◆ Selected passage:
========================================================================

I am not sure...

How do I make sure about that?

esp " Are you sure you were executing the same function after you hit c?"?

Thanks again!

On Tue, Dec 6, 2011 at 8:57 AM, Duncan Murdoch <murdoch.dun...@gmail.com>wrote:

> On 06/12/2011 9:47 AM, Michael wrote:
>
>> It printed:
>>
>> c:\R\myproject1\myfile.R#38:
>>  myfunc1 step  6,4,9 in<environment: R_GlobalEnv>
>>
>> What do you think?
>>
>
> So that set a breakpoint in the copy of the function in the global
> environment.  Are you sure you were executing the same function after you
> hit c?  If you were working on code in a package, you may have been
> executing the function in the namespace of the package, not the one in the
> global environment.
>
> If that's not the case, then are you sure you ever got to that line?  You
> can see where the breakpoint was set using
>
> body(myfunc1)[[c(6,4,9)]]
>
> (Watch the parens and brackets!)
>
> Duncan Murdoch
>
>  Thank you!
>>
>> On Tue, Dec 6, 2011 at 6:22 AM, Duncan 
>> Murdoch<murdoch.duncan@gmail.**com<murdoch.dun...@gmail.com>
>> >wrote:
>>
>> >  On 11-12-05 10:32 PM, Michael wrote:
>> >
>> >>  Hi all,
>> >>
>> >>  I am in the middle of debugging which is stopped using "browser()"...
>> in
>> >>  myfile.R at around line #25.
>> >>
>> >>  I was then stuck in a big loop which I want to escape and stop the
>> program
>> >>  at the line after the big loop.

========================================================================

◆ Extracted entries:

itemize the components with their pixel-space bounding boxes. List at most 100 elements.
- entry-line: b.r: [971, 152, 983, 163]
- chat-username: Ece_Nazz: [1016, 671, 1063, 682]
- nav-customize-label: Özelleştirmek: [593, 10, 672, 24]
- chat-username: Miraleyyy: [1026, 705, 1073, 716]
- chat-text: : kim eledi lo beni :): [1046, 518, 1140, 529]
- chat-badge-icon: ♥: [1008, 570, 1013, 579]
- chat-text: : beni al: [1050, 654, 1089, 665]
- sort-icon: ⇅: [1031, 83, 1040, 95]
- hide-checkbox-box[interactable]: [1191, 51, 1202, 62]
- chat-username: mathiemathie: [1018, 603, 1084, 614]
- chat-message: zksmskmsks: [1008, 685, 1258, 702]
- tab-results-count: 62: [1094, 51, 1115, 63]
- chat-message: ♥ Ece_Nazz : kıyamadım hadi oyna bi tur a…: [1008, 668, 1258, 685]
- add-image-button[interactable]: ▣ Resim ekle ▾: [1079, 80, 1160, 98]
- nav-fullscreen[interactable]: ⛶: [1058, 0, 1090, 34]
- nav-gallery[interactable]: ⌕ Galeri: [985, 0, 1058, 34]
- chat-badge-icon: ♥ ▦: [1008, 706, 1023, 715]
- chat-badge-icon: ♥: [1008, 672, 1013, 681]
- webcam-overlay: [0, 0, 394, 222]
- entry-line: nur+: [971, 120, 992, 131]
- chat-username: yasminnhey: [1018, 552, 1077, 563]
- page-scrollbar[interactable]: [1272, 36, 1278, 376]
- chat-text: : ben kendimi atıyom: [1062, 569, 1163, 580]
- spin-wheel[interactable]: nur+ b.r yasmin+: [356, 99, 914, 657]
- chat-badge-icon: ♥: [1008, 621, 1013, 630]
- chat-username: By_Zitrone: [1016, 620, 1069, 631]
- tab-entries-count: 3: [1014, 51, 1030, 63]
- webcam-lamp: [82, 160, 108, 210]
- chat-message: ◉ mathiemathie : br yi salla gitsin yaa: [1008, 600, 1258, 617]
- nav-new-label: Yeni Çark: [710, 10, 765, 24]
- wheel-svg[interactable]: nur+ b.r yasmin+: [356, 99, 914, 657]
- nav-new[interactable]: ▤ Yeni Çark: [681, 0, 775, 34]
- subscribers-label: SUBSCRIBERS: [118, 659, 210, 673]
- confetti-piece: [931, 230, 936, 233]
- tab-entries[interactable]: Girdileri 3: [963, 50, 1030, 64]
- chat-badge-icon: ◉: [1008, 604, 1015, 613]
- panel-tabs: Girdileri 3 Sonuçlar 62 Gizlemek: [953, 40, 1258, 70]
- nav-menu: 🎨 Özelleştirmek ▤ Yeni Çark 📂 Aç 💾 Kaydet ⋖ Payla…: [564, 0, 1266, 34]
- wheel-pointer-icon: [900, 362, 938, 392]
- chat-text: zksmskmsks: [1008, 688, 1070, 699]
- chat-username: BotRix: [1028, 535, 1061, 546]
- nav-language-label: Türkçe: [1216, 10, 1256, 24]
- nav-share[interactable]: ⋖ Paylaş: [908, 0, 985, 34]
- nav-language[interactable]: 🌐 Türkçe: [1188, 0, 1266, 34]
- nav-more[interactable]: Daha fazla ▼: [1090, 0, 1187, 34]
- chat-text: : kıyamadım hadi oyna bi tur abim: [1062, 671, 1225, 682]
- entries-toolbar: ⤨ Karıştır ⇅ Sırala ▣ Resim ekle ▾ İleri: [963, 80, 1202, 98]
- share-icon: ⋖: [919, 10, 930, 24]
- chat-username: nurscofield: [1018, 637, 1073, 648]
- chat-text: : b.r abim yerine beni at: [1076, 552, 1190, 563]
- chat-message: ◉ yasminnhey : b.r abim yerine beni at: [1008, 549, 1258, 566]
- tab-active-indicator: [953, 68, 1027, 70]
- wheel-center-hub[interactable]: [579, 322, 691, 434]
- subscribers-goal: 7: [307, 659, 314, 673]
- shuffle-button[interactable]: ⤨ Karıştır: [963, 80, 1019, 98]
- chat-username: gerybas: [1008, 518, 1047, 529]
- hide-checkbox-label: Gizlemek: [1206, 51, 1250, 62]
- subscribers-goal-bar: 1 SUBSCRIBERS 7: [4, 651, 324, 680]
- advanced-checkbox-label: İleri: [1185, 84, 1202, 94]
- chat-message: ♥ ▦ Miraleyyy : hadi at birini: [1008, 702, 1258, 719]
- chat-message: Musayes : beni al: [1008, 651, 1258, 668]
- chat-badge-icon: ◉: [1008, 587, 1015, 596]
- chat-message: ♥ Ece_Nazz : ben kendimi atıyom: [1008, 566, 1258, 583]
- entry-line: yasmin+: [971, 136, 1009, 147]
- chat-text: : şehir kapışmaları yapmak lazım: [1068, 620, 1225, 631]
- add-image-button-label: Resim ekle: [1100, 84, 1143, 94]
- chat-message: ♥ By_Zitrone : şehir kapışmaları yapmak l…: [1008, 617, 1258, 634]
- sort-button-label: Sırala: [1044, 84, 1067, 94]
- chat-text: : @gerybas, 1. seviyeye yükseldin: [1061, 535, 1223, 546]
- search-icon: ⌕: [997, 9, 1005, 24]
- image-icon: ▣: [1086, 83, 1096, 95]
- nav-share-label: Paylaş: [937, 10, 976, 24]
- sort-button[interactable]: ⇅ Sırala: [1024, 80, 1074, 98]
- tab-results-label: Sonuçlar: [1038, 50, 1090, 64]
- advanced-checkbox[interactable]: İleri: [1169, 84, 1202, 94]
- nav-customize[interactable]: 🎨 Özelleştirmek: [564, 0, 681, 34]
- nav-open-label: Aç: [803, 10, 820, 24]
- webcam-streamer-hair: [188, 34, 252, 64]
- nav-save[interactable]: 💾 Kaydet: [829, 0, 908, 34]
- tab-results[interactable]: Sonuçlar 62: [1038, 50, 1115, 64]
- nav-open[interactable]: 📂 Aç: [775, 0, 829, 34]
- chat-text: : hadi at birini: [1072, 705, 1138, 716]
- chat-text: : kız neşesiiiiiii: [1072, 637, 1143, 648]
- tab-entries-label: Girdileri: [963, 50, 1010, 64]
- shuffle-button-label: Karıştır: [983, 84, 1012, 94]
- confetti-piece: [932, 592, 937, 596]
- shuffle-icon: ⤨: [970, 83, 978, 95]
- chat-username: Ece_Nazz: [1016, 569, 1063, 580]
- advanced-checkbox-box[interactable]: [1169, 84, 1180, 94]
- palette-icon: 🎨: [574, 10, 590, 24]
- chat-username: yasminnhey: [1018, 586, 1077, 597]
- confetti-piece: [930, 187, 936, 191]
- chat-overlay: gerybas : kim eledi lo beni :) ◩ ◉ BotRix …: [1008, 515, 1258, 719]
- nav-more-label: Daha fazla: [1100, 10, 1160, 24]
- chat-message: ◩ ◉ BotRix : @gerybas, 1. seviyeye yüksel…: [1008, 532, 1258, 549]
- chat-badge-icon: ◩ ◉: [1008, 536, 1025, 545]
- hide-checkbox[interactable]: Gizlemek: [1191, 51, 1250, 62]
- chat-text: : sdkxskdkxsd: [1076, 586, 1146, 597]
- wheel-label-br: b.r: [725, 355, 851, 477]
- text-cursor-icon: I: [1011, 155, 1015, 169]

========================================================================

◆ Task requirements:
1. In the R debugging email thread, what command does Duncan Murdoch suggest for seeing where the breakpoint was set?
2. Pick up the R debugging email thread after its last shown sentence and write the rest of that message.

◆ Outputs in order:
1. body(myfunc1)[[c(6,4,9)]]

2.
>> >>
>> >>  In the debugging mode, I used
>> >>
>> >>     Browse[2]>   setBreakpoint("myfile.R#38")
>> >>
>> >
>> >  What did it print?
>> >
>> >
>> >
>> >>  I then typed "c" and "ENTER", thinking that it will continue to
>> execute
>> >>  until when it comes across line #38 and then stop there...
>> >>
>> >>  But it didn't work - it continued the execution until the end of the
>> >>  function, right at the line "return(results)"...
>> >>
>> >>  What happened? How to solve this problem?
>> >>
>> >
>> >  One of the complications in R is that you can have multiple copies of a
>> >  function in memory.  You may (or may not, what did it print??) have
>> set a
>> >  breakpoint in one copy, then run another.  Or you may have edited that
>> >  function after originally sourcing it, and lost the source reference.
>> >
>> >  An alternative to using setBreakpoint is just to edit a call to
>> browser()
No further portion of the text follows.